» Aim
Please output every line of the material as it stands, without the pictures.

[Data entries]
^^^^
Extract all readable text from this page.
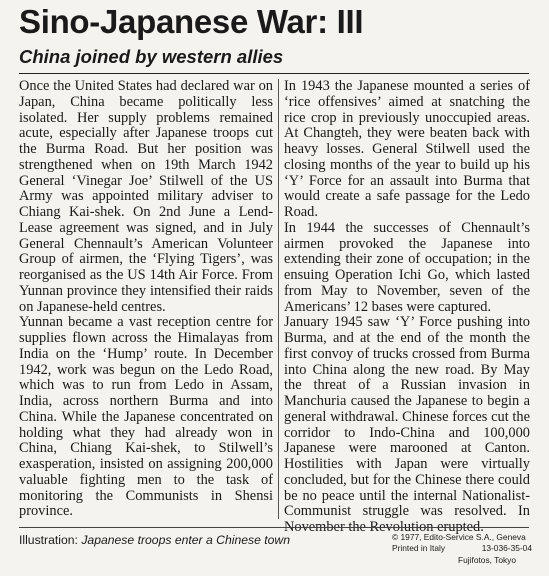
Sino-Japanese War: III
China joined by western allies

Once the United States had declared war on Japan, China became politically less isolated. Her supply problems remained acute, especially after Japanese troops cut the Burma Road. But her position was strengthened when on 19th March 1942 General ‘Vinegar Joe’ Stilwell of the US Army was appointed military adviser to Chiang Kai-shek. On 2nd June a Lend-Lease agreement was signed, and in July General Chennault’s American Volunteer Group of airmen, the ‘Flying Tigers’, was reorganised as the US 14th Air Force. From Yunnan province they intensified their raids on Japanese-held centres.

Yunnan became a vast reception centre for supplies flown across the Himalayas from India on the ‘Hump’ route. In December 1942, work was begun on the Ledo Road, which was to run from Ledo in Assam, India, across northern Burma and into China. While the Japanese concentrated on holding what they had already won in China, Chiang Kai-shek, to Stilwell’s exasperation, insisted on assigning 200,000 valuable fighting men to the task of monitoring the Communists in Shensi province.

In 1943 the Japanese mounted a series of ‘rice offensives’ aimed at snatching the rice crop in previously unoccupied areas. At Changteh, they were beaten back with heavy losses. General Stilwell used the closing months of the year to build up his ‘Y’ Force for an assault into Burma that would create a safe passage for the Ledo Road.

In 1944 the successes of Chennault’s airmen provoked the Japanese into extending their zone of occupation; in the ensuing Operation Ichi Go, which lasted from May to November, seven of the Americans’ 12 bases were captured.

January 1945 saw ‘Y’ Force pushing into Burma, and at the end of the month the first convoy of trucks crossed from Burma into China along the new road. By May the threat of a Russian invasion in Manchuria caused the Japanese to begin a general withdrawal. Chinese forces cut the corridor to Indo-China and 100,000 Japanese were marooned at Canton. Hostilities with Japan were virtually concluded, but for the Chinese there could be no peace until the internal Nationalist-Communist struggle was resolved. In November the Revolution erupted.

Illustration: Japanese troops enter a Chinese town	© 1977, Edito-Service S.A., Geneva
Printed in Italy	13-036-35-04
Fujifotos, Tokyo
^^^^
» Right answer
Extract all readable text from this page.
Sino-Japanese War: III
China joined by western allies

Once the United States had declared war on Japan, China became politically less isolated. Her supply problems remained acute, especially after Japanese troops cut the Burma Road. But her position was strengthened when on 19th March 1942 General ‘Vinegar Joe’ Stilwell of the US Army was appointed military adviser to Chiang Kai-shek. On 2nd June a Lend-Lease agreement was signed, and in July General Chennault’s American Volunteer Group of airmen, the ‘Flying Tigers’, was reorganised as the US 14th Air Force. From Yunnan province they intensified their raids on Japanese-held centres.

Yunnan became a vast reception centre for supplies flown across the Himalayas from India on the ‘Hump’ route. In December 1942, work was begun on the Ledo Road, which was to run from Ledo in Assam, India, across northern Burma and into China. While the Japanese concentrated on holding what they had already won in China, Chiang Kai-shek, to Stilwell’s exasperation, insisted on assigning 200,000 valuable fighting men to the task of monitoring the Communists in Shensi province.

In 1943 the Japanese mounted a series of ‘rice offensives’ aimed at snatching the rice crop in previously unoccupied areas. At Changteh, they were beaten back with heavy losses. General Stilwell used the closing months of the year to build up his ‘Y’ Force for an assault into Burma that would create a safe passage for the Ledo Road.

In 1944 the successes of Chennault’s airmen provoked the Japanese into extending their zone of occupation; in the ensuing Operation Ichi Go, which lasted from May to November, seven of the Americans’ 12 bases were captured.

January 1945 saw ‘Y’ Force pushing into Burma, and at the end of the month the first convoy of trucks crossed from Burma into China along the new road. By May the threat of a Russian invasion in Manchuria caused the Japanese to begin a general withdrawal. Chinese forces cut the corridor to Indo-China and 100,000 Japanese were marooned at Canton. Hostilities with Japan were virtually concluded, but for the Chinese there could be no peace until the internal Nationalist-Communist struggle was resolved. In November the Revolution erupted.

Illustration: Japanese troops enter a Chinese town	© 1977, Edito-Service S.A., Geneva
Printed in Italy	13-036-35-04
Fujifotos, Tokyo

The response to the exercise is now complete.